Exercise instructions >> Transcribe the records below exactly, leaving out any pictures.

Data for this exercise >>
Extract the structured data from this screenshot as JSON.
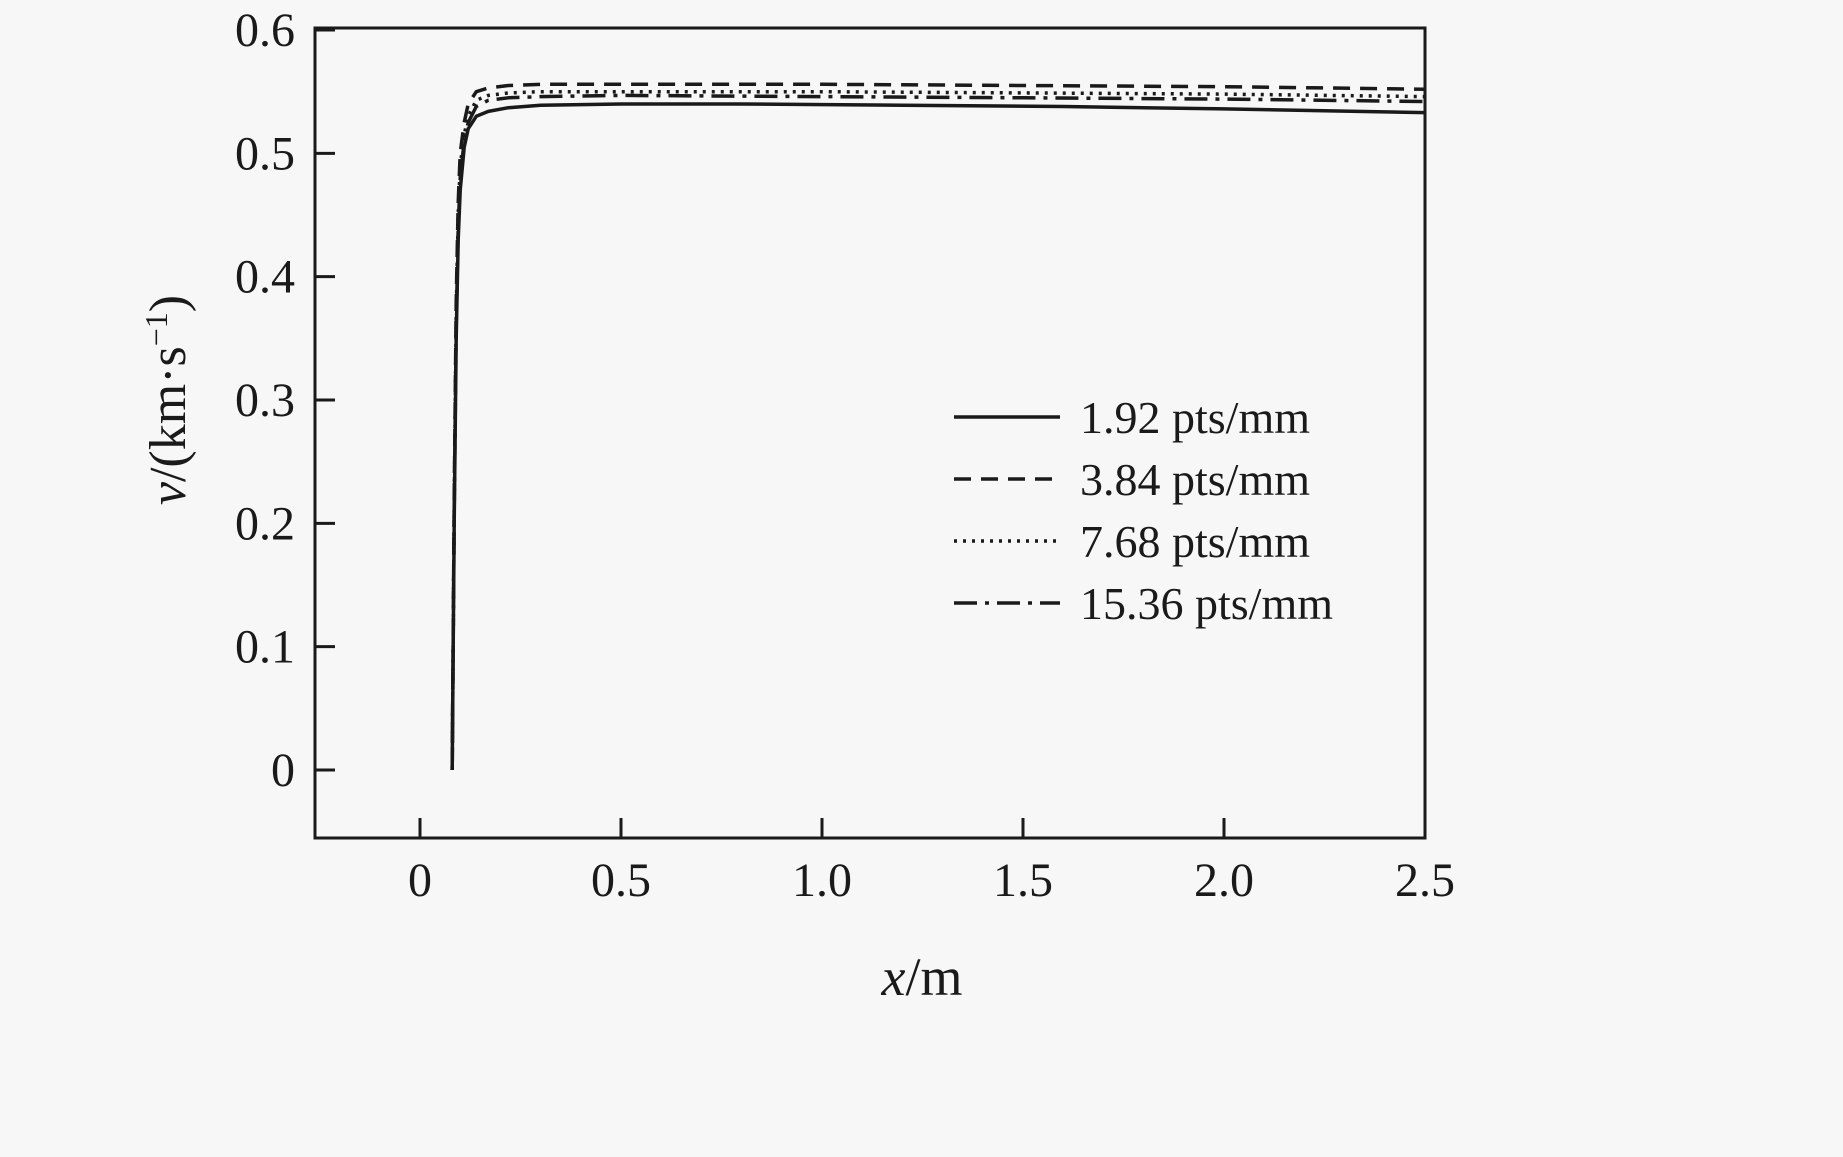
{
  "figure": {
    "background": "#f7f7f7",
    "line_color": "#1a1a1a"
  },
  "axis": {
    "x_label_italic": "x",
    "x_label_rest": "/m",
    "y_label_italic": "v",
    "y_label_rest": "/(km·s",
    "y_label_sup": "−1",
    "y_label_close": ")"
  },
  "chart_data": {
    "type": "line",
    "title": "",
    "xlabel": "x/m",
    "ylabel": "v/(km·s⁻¹)",
    "xlim": [
      -0.26,
      2.5
    ],
    "ylim": [
      -0.055,
      0.6
    ],
    "x_ticks": [
      0,
      0.5,
      1.0,
      1.5,
      2.0,
      2.5
    ],
    "x_tick_labels": [
      "0",
      "0.5",
      "1.0",
      "1.5",
      "2.0",
      "2.5"
    ],
    "y_ticks": [
      0,
      0.1,
      0.2,
      0.3,
      0.4,
      0.5,
      0.6
    ],
    "y_tick_labels": [
      "0",
      "0.1",
      "0.2",
      "0.3",
      "0.4",
      "0.5",
      "0.6"
    ],
    "grid": false,
    "legend_position": "center-right",
    "series": [
      {
        "name": "1.92 pts/mm",
        "style": "solid",
        "points": [
          [
            0.08,
            0
          ],
          [
            0.085,
            0.2
          ],
          [
            0.09,
            0.35
          ],
          [
            0.095,
            0.43
          ],
          [
            0.1,
            0.47
          ],
          [
            0.11,
            0.505
          ],
          [
            0.12,
            0.52
          ],
          [
            0.14,
            0.53
          ],
          [
            0.17,
            0.534
          ],
          [
            0.22,
            0.537
          ],
          [
            0.3,
            0.539
          ],
          [
            0.5,
            0.54
          ],
          [
            0.8,
            0.54
          ],
          [
            1.2,
            0.539
          ],
          [
            1.6,
            0.538
          ],
          [
            2.0,
            0.536
          ],
          [
            2.5,
            0.533
          ]
        ]
      },
      {
        "name": "3.84 pts/mm",
        "style": "dashed",
        "points": [
          [
            0.08,
            0
          ],
          [
            0.085,
            0.22
          ],
          [
            0.09,
            0.38
          ],
          [
            0.095,
            0.46
          ],
          [
            0.1,
            0.5
          ],
          [
            0.11,
            0.525
          ],
          [
            0.12,
            0.54
          ],
          [
            0.14,
            0.55
          ],
          [
            0.17,
            0.553
          ],
          [
            0.22,
            0.555
          ],
          [
            0.3,
            0.556
          ],
          [
            0.5,
            0.556
          ],
          [
            1.0,
            0.556
          ],
          [
            1.5,
            0.555
          ],
          [
            2.0,
            0.554
          ],
          [
            2.5,
            0.552
          ]
        ]
      },
      {
        "name": "7.68 pts/mm",
        "style": "dotted",
        "points": [
          [
            0.08,
            0
          ],
          [
            0.085,
            0.21
          ],
          [
            0.09,
            0.37
          ],
          [
            0.095,
            0.45
          ],
          [
            0.1,
            0.49
          ],
          [
            0.11,
            0.515
          ],
          [
            0.12,
            0.53
          ],
          [
            0.14,
            0.543
          ],
          [
            0.17,
            0.547
          ],
          [
            0.22,
            0.549
          ],
          [
            0.3,
            0.55
          ],
          [
            0.5,
            0.55
          ],
          [
            1.0,
            0.55
          ],
          [
            1.5,
            0.549
          ],
          [
            2.0,
            0.548
          ],
          [
            2.5,
            0.546
          ]
        ]
      },
      {
        "name": "15.36 pts/mm",
        "style": "dashdot",
        "points": [
          [
            0.08,
            0
          ],
          [
            0.085,
            0.21
          ],
          [
            0.09,
            0.36
          ],
          [
            0.095,
            0.44
          ],
          [
            0.1,
            0.48
          ],
          [
            0.11,
            0.51
          ],
          [
            0.12,
            0.525
          ],
          [
            0.14,
            0.538
          ],
          [
            0.17,
            0.543
          ],
          [
            0.22,
            0.545
          ],
          [
            0.3,
            0.546
          ],
          [
            0.5,
            0.547
          ],
          [
            1.0,
            0.546
          ],
          [
            1.5,
            0.545
          ],
          [
            2.0,
            0.544
          ],
          [
            2.5,
            0.542
          ]
        ]
      }
    ]
  }
}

Output for this exercise >>
Extract the structured data from this screenshot as JSON.
{
  "figure": {
    "background": "#f7f7f7",
    "line_color": "#1a1a1a"
  },
  "axis": {
    "x_label_italic": "x",
    "x_label_rest": "/m",
    "y_label_italic": "v",
    "y_label_rest": "/(km·s",
    "y_label_sup": "−1",
    "y_label_close": ")"
  },
  "chart_data": {
    "type": "line",
    "title": "",
    "xlabel": "x/m",
    "ylabel": "v/(km·s⁻¹)",
    "xlim": [
      -0.26,
      2.5
    ],
    "ylim": [
      -0.055,
      0.6
    ],
    "x_ticks": [
      0,
      0.5,
      1.0,
      1.5,
      2.0,
      2.5
    ],
    "x_tick_labels": [
      "0",
      "0.5",
      "1.0",
      "1.5",
      "2.0",
      "2.5"
    ],
    "y_ticks": [
      0,
      0.1,
      0.2,
      0.3,
      0.4,
      0.5,
      0.6
    ],
    "y_tick_labels": [
      "0",
      "0.1",
      "0.2",
      "0.3",
      "0.4",
      "0.5",
      "0.6"
    ],
    "grid": false,
    "legend_position": "center-right",
    "series": [
      {
        "name": "1.92 pts/mm",
        "style": "solid",
        "points": [
          [
            0.08,
            0
          ],
          [
            0.085,
            0.2
          ],
          [
            0.09,
            0.35
          ],
          [
            0.095,
            0.43
          ],
          [
            0.1,
            0.47
          ],
          [
            0.11,
            0.505
          ],
          [
            0.12,
            0.52
          ],
          [
            0.14,
            0.53
          ],
          [
            0.17,
            0.534
          ],
          [
            0.22,
            0.537
          ],
          [
            0.3,
            0.539
          ],
          [
            0.5,
            0.54
          ],
          [
            0.8,
            0.54
          ],
          [
            1.2,
            0.539
          ],
          [
            1.6,
            0.538
          ],
          [
            2.0,
            0.536
          ],
          [
            2.5,
            0.533
          ]
        ]
      },
      {
        "name": "3.84 pts/mm",
        "style": "dashed",
        "points": [
          [
            0.08,
            0
          ],
          [
            0.085,
            0.22
          ],
          [
            0.09,
            0.38
          ],
          [
            0.095,
            0.46
          ],
          [
            0.1,
            0.5
          ],
          [
            0.11,
            0.525
          ],
          [
            0.12,
            0.54
          ],
          [
            0.14,
            0.55
          ],
          [
            0.17,
            0.553
          ],
          [
            0.22,
            0.555
          ],
          [
            0.3,
            0.556
          ],
          [
            0.5,
            0.556
          ],
          [
            1.0,
            0.556
          ],
          [
            1.5,
            0.555
          ],
          [
            2.0,
            0.554
          ],
          [
            2.5,
            0.552
          ]
        ]
      },
      {
        "name": "7.68 pts/mm",
        "style": "dotted",
        "points": [
          [
            0.08,
            0
          ],
          [
            0.085,
            0.21
          ],
          [
            0.09,
            0.37
          ],
          [
            0.095,
            0.45
          ],
          [
            0.1,
            0.49
          ],
          [
            0.11,
            0.515
          ],
          [
            0.12,
            0.53
          ],
          [
            0.14,
            0.543
          ],
          [
            0.17,
            0.547
          ],
          [
            0.22,
            0.549
          ],
          [
            0.3,
            0.55
          ],
          [
            0.5,
            0.55
          ],
          [
            1.0,
            0.55
          ],
          [
            1.5,
            0.549
          ],
          [
            2.0,
            0.548
          ],
          [
            2.5,
            0.546
          ]
        ]
      },
      {
        "name": "15.36 pts/mm",
        "style": "dashdot",
        "points": [
          [
            0.08,
            0
          ],
          [
            0.085,
            0.21
          ],
          [
            0.09,
            0.36
          ],
          [
            0.095,
            0.44
          ],
          [
            0.1,
            0.48
          ],
          [
            0.11,
            0.51
          ],
          [
            0.12,
            0.525
          ],
          [
            0.14,
            0.538
          ],
          [
            0.17,
            0.543
          ],
          [
            0.22,
            0.545
          ],
          [
            0.3,
            0.546
          ],
          [
            0.5,
            0.547
          ],
          [
            1.0,
            0.546
          ],
          [
            1.5,
            0.545
          ],
          [
            2.0,
            0.544
          ],
          [
            2.5,
            0.542
          ]
        ]
      }
    ]
  }
}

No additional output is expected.